Wherever "testigo" appears in a line, list that line.

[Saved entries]
↓

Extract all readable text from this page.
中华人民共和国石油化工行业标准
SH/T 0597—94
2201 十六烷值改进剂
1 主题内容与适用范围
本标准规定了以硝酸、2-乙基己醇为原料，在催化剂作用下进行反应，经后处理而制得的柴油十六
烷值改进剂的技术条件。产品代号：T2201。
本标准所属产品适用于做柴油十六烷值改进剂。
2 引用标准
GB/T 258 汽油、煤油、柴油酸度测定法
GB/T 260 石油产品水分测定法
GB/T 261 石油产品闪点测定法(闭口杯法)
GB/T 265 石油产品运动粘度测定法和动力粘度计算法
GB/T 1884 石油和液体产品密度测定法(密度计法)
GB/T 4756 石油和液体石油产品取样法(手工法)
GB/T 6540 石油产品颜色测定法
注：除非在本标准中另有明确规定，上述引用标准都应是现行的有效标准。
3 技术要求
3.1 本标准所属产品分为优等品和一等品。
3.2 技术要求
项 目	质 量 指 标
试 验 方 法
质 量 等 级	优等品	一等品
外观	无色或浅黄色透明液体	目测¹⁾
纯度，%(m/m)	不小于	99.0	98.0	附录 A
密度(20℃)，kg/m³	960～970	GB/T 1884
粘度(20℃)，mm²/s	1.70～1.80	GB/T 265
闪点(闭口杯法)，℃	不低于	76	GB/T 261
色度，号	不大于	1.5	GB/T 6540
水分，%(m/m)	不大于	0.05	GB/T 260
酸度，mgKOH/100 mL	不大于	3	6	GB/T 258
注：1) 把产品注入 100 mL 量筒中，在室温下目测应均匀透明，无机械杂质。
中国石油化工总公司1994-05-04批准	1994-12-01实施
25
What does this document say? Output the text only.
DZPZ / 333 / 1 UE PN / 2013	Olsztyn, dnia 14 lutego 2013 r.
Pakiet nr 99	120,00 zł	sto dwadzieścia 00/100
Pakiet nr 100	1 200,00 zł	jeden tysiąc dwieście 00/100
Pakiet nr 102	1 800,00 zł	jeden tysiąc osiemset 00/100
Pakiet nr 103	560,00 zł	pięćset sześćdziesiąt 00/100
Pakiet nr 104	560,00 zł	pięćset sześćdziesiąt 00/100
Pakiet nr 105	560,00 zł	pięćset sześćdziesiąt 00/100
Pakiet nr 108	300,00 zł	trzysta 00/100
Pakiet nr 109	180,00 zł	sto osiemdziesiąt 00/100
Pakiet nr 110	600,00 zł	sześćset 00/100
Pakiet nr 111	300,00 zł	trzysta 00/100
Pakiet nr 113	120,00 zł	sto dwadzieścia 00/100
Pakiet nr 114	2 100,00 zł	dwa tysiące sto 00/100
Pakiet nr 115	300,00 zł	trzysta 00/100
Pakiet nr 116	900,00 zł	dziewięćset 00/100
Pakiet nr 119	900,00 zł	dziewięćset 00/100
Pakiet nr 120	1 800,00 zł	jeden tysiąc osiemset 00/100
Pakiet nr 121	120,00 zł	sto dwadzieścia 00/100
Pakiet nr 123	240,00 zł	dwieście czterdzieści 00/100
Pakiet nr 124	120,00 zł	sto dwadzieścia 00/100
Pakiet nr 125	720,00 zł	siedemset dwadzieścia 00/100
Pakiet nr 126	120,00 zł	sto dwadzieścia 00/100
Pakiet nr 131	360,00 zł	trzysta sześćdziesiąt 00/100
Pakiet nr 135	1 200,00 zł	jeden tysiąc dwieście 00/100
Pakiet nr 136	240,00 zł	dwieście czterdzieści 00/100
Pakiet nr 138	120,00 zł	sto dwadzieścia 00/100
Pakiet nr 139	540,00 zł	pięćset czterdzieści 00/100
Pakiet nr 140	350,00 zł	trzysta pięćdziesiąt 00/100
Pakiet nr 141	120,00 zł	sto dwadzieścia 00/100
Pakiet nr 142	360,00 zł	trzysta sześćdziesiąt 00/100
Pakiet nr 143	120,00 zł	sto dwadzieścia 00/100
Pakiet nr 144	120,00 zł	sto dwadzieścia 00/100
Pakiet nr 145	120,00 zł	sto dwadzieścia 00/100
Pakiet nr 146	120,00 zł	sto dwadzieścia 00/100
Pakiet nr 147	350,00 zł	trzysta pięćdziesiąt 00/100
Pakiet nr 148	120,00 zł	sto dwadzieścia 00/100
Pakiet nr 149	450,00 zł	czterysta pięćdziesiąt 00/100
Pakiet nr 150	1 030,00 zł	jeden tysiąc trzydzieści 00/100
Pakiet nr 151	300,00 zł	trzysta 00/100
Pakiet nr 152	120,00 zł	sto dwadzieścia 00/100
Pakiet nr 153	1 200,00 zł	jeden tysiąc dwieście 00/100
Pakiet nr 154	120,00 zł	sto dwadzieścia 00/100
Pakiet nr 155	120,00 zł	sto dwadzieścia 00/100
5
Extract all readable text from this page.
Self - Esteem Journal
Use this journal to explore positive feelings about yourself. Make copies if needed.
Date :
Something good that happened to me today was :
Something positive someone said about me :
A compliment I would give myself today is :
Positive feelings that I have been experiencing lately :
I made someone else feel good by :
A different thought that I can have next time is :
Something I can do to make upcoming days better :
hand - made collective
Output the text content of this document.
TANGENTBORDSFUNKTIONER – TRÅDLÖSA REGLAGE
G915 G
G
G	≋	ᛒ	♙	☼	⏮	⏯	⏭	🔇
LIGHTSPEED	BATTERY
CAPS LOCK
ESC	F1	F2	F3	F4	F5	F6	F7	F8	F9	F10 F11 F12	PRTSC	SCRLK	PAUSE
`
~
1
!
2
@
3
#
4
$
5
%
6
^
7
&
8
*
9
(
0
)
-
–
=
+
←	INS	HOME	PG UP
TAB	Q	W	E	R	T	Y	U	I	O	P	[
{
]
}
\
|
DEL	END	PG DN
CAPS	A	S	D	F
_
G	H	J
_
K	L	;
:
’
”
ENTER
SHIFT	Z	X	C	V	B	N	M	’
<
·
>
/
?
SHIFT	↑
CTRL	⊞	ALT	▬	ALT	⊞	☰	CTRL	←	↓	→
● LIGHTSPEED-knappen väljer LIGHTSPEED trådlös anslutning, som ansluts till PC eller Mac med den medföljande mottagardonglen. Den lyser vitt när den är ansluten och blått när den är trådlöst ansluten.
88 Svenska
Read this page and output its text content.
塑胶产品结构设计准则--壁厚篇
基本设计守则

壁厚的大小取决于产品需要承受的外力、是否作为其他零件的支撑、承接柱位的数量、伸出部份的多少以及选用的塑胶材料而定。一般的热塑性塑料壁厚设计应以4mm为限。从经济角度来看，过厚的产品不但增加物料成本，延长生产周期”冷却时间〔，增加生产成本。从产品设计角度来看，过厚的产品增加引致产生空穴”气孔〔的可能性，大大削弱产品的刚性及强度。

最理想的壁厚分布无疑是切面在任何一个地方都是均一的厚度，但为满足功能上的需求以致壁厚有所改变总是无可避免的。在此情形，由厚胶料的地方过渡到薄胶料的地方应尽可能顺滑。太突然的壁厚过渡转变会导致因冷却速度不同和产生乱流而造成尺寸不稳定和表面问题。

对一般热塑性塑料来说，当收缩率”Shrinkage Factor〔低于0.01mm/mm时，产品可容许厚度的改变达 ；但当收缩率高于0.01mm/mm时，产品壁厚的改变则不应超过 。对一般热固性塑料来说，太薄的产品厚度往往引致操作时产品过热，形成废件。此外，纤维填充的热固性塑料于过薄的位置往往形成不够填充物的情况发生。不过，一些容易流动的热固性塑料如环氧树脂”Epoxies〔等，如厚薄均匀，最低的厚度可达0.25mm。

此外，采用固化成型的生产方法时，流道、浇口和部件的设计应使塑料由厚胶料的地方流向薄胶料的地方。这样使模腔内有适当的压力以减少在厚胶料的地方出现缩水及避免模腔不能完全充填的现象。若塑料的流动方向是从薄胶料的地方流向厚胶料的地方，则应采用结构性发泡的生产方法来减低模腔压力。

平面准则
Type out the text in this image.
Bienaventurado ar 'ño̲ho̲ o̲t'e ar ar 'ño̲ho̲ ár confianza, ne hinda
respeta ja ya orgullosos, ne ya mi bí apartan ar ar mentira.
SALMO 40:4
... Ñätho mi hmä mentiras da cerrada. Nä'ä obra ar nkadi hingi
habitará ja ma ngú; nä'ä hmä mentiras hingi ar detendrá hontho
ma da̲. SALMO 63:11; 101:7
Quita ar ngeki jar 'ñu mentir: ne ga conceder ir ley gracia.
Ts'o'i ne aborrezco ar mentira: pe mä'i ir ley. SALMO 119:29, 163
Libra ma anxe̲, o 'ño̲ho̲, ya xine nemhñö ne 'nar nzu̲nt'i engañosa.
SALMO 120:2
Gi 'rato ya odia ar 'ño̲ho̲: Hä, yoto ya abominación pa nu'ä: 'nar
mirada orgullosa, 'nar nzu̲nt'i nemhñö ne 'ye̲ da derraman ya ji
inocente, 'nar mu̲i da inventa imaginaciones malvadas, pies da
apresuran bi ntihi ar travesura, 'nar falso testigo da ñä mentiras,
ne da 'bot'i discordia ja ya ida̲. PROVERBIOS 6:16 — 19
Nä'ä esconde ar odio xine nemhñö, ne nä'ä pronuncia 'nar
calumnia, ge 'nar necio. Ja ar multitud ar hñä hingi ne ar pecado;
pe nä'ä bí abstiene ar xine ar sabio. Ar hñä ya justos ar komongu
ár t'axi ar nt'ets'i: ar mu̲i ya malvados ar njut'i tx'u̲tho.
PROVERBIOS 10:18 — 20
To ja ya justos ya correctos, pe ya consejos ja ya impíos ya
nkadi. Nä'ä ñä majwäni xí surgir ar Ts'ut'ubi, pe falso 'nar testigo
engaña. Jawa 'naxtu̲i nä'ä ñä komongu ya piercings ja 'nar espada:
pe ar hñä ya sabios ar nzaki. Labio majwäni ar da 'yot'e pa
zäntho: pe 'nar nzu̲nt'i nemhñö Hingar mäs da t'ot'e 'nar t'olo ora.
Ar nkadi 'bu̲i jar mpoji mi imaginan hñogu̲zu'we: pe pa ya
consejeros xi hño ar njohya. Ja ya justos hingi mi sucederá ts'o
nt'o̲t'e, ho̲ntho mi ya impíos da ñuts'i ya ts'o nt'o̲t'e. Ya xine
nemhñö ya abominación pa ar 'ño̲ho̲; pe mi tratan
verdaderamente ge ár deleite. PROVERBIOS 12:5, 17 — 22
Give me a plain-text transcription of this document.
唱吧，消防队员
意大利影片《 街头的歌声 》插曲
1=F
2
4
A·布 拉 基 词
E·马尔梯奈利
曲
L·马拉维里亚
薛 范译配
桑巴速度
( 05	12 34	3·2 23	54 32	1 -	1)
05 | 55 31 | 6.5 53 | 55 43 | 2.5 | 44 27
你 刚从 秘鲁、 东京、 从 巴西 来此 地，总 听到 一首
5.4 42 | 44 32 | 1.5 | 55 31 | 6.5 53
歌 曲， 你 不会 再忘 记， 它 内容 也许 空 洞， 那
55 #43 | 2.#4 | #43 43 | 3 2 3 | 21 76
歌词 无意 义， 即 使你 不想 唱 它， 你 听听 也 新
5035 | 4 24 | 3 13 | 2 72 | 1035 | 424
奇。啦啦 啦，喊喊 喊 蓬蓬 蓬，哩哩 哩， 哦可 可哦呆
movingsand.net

↑

- _OUTPUT FOR THIS EXERCISE_:
apresuran bi ntihi ar travesura, 'nar falso testigo da ñä mentiras,
nkadi. Nä'ä ñä majwäni xí surgir ar Ts'ut'ubi, pe falso 'nar testigo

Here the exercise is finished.